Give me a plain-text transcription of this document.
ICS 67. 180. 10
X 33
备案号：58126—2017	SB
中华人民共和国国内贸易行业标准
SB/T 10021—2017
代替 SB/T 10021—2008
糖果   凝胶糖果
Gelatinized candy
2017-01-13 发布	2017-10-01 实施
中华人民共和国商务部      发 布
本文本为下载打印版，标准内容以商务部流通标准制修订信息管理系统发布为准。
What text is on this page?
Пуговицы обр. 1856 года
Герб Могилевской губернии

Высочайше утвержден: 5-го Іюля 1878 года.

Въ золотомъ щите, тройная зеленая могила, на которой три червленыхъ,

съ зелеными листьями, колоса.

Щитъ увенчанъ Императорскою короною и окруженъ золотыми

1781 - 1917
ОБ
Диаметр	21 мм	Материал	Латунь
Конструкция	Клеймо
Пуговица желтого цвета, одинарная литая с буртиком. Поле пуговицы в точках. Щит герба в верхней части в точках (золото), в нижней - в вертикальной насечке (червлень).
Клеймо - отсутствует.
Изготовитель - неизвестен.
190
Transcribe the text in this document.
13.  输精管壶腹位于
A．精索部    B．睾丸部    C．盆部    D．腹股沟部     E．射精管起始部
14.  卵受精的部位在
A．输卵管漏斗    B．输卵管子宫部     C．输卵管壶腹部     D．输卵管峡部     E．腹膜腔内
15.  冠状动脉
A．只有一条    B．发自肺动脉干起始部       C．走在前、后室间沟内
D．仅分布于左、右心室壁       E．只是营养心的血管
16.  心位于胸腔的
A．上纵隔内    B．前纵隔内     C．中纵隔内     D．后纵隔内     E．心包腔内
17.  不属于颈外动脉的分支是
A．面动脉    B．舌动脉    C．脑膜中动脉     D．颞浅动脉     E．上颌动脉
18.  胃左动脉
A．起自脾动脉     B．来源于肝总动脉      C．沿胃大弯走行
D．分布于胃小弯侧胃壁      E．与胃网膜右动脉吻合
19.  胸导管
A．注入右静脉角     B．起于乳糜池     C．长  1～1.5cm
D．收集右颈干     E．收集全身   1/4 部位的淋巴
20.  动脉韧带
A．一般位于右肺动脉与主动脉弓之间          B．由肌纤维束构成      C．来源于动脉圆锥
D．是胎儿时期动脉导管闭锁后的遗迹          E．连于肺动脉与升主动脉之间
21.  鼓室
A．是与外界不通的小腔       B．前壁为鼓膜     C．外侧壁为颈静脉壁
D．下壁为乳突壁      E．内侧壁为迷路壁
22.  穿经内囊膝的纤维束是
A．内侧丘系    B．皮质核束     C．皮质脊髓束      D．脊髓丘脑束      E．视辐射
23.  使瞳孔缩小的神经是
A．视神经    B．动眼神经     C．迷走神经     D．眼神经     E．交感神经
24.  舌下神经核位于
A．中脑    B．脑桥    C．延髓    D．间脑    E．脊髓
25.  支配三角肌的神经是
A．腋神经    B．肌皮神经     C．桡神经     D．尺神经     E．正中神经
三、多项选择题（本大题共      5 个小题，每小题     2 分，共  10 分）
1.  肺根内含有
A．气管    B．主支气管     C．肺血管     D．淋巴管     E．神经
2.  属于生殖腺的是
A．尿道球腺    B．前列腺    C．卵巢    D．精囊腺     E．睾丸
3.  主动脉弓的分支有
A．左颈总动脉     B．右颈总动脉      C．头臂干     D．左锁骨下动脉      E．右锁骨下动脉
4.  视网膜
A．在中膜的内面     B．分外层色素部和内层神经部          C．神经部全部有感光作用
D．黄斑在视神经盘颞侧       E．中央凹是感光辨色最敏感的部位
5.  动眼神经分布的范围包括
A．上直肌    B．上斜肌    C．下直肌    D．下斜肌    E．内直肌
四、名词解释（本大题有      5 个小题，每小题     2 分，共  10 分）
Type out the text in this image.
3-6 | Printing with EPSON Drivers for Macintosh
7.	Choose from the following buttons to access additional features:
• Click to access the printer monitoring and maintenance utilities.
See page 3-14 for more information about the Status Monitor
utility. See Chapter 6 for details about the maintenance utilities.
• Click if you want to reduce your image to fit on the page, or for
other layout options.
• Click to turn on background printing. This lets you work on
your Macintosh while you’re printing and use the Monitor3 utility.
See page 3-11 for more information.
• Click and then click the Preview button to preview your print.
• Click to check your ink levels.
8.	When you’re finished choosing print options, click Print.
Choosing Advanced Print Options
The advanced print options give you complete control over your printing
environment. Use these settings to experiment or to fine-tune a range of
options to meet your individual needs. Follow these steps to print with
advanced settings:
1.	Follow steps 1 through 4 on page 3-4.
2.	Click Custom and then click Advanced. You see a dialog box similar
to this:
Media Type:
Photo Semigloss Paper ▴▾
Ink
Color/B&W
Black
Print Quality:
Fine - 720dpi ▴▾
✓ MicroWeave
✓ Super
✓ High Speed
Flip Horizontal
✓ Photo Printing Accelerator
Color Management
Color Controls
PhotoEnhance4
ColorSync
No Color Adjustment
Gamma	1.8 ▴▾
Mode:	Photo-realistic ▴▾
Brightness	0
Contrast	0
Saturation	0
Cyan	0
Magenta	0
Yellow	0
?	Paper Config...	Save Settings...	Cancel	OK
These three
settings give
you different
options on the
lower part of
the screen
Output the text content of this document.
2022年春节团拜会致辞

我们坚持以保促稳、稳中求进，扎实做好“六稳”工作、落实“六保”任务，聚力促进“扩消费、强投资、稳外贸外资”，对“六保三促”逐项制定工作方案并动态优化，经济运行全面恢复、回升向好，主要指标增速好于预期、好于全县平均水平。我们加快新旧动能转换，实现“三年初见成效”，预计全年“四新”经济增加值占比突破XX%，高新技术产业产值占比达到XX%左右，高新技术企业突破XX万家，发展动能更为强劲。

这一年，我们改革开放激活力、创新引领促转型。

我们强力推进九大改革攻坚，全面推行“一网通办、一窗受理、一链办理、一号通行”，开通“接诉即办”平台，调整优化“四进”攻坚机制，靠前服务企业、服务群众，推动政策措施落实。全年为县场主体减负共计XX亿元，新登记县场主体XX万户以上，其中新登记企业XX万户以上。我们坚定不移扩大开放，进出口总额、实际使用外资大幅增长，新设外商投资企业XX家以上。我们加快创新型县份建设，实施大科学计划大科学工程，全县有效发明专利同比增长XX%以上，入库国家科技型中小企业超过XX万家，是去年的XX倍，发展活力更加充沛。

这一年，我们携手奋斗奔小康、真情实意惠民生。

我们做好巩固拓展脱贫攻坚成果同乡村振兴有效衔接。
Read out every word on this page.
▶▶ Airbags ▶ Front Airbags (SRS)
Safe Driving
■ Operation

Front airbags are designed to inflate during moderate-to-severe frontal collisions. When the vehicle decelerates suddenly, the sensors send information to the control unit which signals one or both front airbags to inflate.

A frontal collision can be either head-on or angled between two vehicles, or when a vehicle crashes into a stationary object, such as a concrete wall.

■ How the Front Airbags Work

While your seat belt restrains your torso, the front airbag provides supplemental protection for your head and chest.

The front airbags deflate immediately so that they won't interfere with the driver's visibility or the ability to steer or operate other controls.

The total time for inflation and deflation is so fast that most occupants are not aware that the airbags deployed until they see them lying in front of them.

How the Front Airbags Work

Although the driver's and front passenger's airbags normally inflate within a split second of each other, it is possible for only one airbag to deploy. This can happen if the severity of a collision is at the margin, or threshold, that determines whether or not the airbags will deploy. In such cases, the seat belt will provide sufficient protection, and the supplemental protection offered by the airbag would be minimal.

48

- [WHAT IS REQUIRED]: Please reproduce the entire listing, exactly as shown.

- [RESPONSE TO THE TASK]:
Give me a plain-text transcription of this document.
ICS 67. 180. 10
X 33
备案号：58126—2017	SB
中华人民共和国国内贸易行业标准
SB/T 10021—2017
代替 SB/T 10021—2008
糖果   凝胶糖果
Gelatinized candy
2017-01-13 发布	2017-10-01 实施
中华人民共和国商务部      发 布
本文本为下载打印版，标准内容以商务部流通标准制修订信息管理系统发布为准。
What text is on this page?
Пуговицы обр. 1856 года
Герб Могилевской губернии

Высочайше утвержден: 5-го Іюля 1878 года.

Въ золотомъ щите, тройная зеленая могила, на которой три червленыхъ,

съ зелеными листьями, колоса.

Щитъ увенчанъ Императорскою короною и окруженъ золотыми

1781 - 1917
ОБ
Диаметр	21 мм	Материал	Латунь
Конструкция	Клеймо
Пуговица желтого цвета, одинарная литая с буртиком. Поле пуговицы в точках. Щит герба в верхней части в точках (золото), в нижней - в вертикальной насечке (червлень).
Клеймо - отсутствует.
Изготовитель - неизвестен.
190
Transcribe the text in this document.
13.  输精管壶腹位于
A．精索部    B．睾丸部    C．盆部    D．腹股沟部     E．射精管起始部
14.  卵受精的部位在
A．输卵管漏斗    B．输卵管子宫部     C．输卵管壶腹部     D．输卵管峡部     E．腹膜腔内
15.  冠状动脉
A．只有一条    B．发自肺动脉干起始部       C．走在前、后室间沟内
D．仅分布于左、右心室壁       E．只是营养心的血管
16.  心位于胸腔的
A．上纵隔内    B．前纵隔内     C．中纵隔内     D．后纵隔内     E．心包腔内
17.  不属于颈外动脉的分支是
A．面动脉    B．舌动脉    C．脑膜中动脉     D．颞浅动脉     E．上颌动脉
18.  胃左动脉
A．起自脾动脉     B．来源于肝总动脉      C．沿胃大弯走行
D．分布于胃小弯侧胃壁      E．与胃网膜右动脉吻合
19.  胸导管
A．注入右静脉角     B．起于乳糜池     C．长  1～1.5cm
D．收集右颈干     E．收集全身   1/4 部位的淋巴
20.  动脉韧带
A．一般位于右肺动脉与主动脉弓之间          B．由肌纤维束构成      C．来源于动脉圆锥
D．是胎儿时期动脉导管闭锁后的遗迹          E．连于肺动脉与升主动脉之间
21.  鼓室
A．是与外界不通的小腔       B．前壁为鼓膜     C．外侧壁为颈静脉壁
D．下壁为乳突壁      E．内侧壁为迷路壁
22.  穿经内囊膝的纤维束是
A．内侧丘系    B．皮质核束     C．皮质脊髓束      D．脊髓丘脑束      E．视辐射
23.  使瞳孔缩小的神经是
A．视神经    B．动眼神经     C．迷走神经     D．眼神经     E．交感神经
24.  舌下神经核位于
A．中脑    B．脑桥    C．延髓    D．间脑    E．脊髓
25.  支配三角肌的神经是
A．腋神经    B．肌皮神经     C．桡神经     D．尺神经     E．正中神经
三、多项选择题（本大题共      5 个小题，每小题     2 分，共  10 分）
1.  肺根内含有
A．气管    B．主支气管     C．肺血管     D．淋巴管     E．神经
2.  属于生殖腺的是
A．尿道球腺    B．前列腺    C．卵巢    D．精囊腺     E．睾丸
3.  主动脉弓的分支有
A．左颈总动脉     B．右颈总动脉      C．头臂干     D．左锁骨下动脉      E．右锁骨下动脉
4.  视网膜
A．在中膜的内面     B．分外层色素部和内层神经部          C．神经部全部有感光作用
D．黄斑在视神经盘颞侧       E．中央凹是感光辨色最敏感的部位
5.  动眼神经分布的范围包括
A．上直肌    B．上斜肌    C．下直肌    D．下斜肌    E．内直肌
四、名词解释（本大题有      5 个小题，每小题     2 分，共  10 分）
Type out the text in this image.
3-6 | Printing with EPSON Drivers for Macintosh
7.	Choose from the following buttons to access additional features:
• Click to access the printer monitoring and maintenance utilities.
See page 3-14 for more information about the Status Monitor
utility. See Chapter 6 for details about the maintenance utilities.
• Click if you want to reduce your image to fit on the page, or for
other layout options.
• Click to turn on background printing. This lets you work on
your Macintosh while you’re printing and use the Monitor3 utility.
See page 3-11 for more information.
• Click and then click the Preview button to preview your print.
• Click to check your ink levels.
8.	When you’re finished choosing print options, click Print.
Choosing Advanced Print Options
The advanced print options give you complete control over your printing
environment. Use these settings to experiment or to fine-tune a range of
options to meet your individual needs. Follow these steps to print with
advanced settings:
1.	Follow steps 1 through 4 on page 3-4.
2.	Click Custom and then click Advanced. You see a dialog box similar
to this:
Media Type:
Photo Semigloss Paper ▴▾
Ink
Color/B&W
Black
Print Quality:
Fine - 720dpi ▴▾
✓ MicroWeave
✓ Super
✓ High Speed
Flip Horizontal
✓ Photo Printing Accelerator
Color Management
Color Controls
PhotoEnhance4
ColorSync
No Color Adjustment
Gamma	1.8 ▴▾
Mode:	Photo-realistic ▴▾
Brightness	0
Contrast	0
Saturation	0
Cyan	0
Magenta	0
Yellow	0
?	Paper Config...	Save Settings...	Cancel	OK
These three
settings give
you different
options on the
lower part of
the screen
Output the text content of this document.
2022年春节团拜会致辞

我们坚持以保促稳、稳中求进，扎实做好“六稳”工作、落实“六保”任务，聚力促进“扩消费、强投资、稳外贸外资”，对“六保三促”逐项制定工作方案并动态优化，经济运行全面恢复、回升向好，主要指标增速好于预期、好于全县平均水平。我们加快新旧动能转换，实现“三年初见成效”，预计全年“四新”经济增加值占比突破XX%，高新技术产业产值占比达到XX%左右，高新技术企业突破XX万家，发展动能更为强劲。

这一年，我们改革开放激活力、创新引领促转型。

我们强力推进九大改革攻坚，全面推行“一网通办、一窗受理、一链办理、一号通行”，开通“接诉即办”平台，调整优化“四进”攻坚机制，靠前服务企业、服务群众，推动政策措施落实。全年为县场主体减负共计XX亿元，新登记县场主体XX万户以上，其中新登记企业XX万户以上。我们坚定不移扩大开放，进出口总额、实际使用外资大幅增长，新设外商投资企业XX家以上。我们加快创新型县份建设，实施大科学计划大科学工程，全县有效发明专利同比增长XX%以上，入库国家科技型中小企业超过XX万家，是去年的XX倍，发展活力更加充沛。

这一年，我们携手奋斗奔小康、真情实意惠民生。

我们做好巩固拓展脱贫攻坚成果同乡村振兴有效衔接。
Read out every word on this page.
▶▶ Airbags ▶ Front Airbags (SRS)
Safe Driving
■ Operation

Front airbags are designed to inflate during moderate-to-severe frontal collisions. When the vehicle decelerates suddenly, the sensors send information to the control unit which signals one or both front airbags to inflate.

A frontal collision can be either head-on or angled between two vehicles, or when a vehicle crashes into a stationary object, such as a concrete wall.

■ How the Front Airbags Work

While your seat belt restrains your torso, the front airbag provides supplemental protection for your head and chest.

The front airbags deflate immediately so that they won't interfere with the driver's visibility or the ability to steer or operate other controls.

The total time for inflation and deflation is so fast that most occupants are not aware that the airbags deployed until they see them lying in front of them.

How the Front Airbags Work

Although the driver's and front passenger's airbags normally inflate within a split second of each other, it is possible for only one airbag to deploy. This can happen if the severity of a collision is at the margin, or threshold, that determines whether or not the airbags will deploy. In such cases, the seat belt will provide sufficient protection, and the supplemental protection offered by the airbag would be minimal.

48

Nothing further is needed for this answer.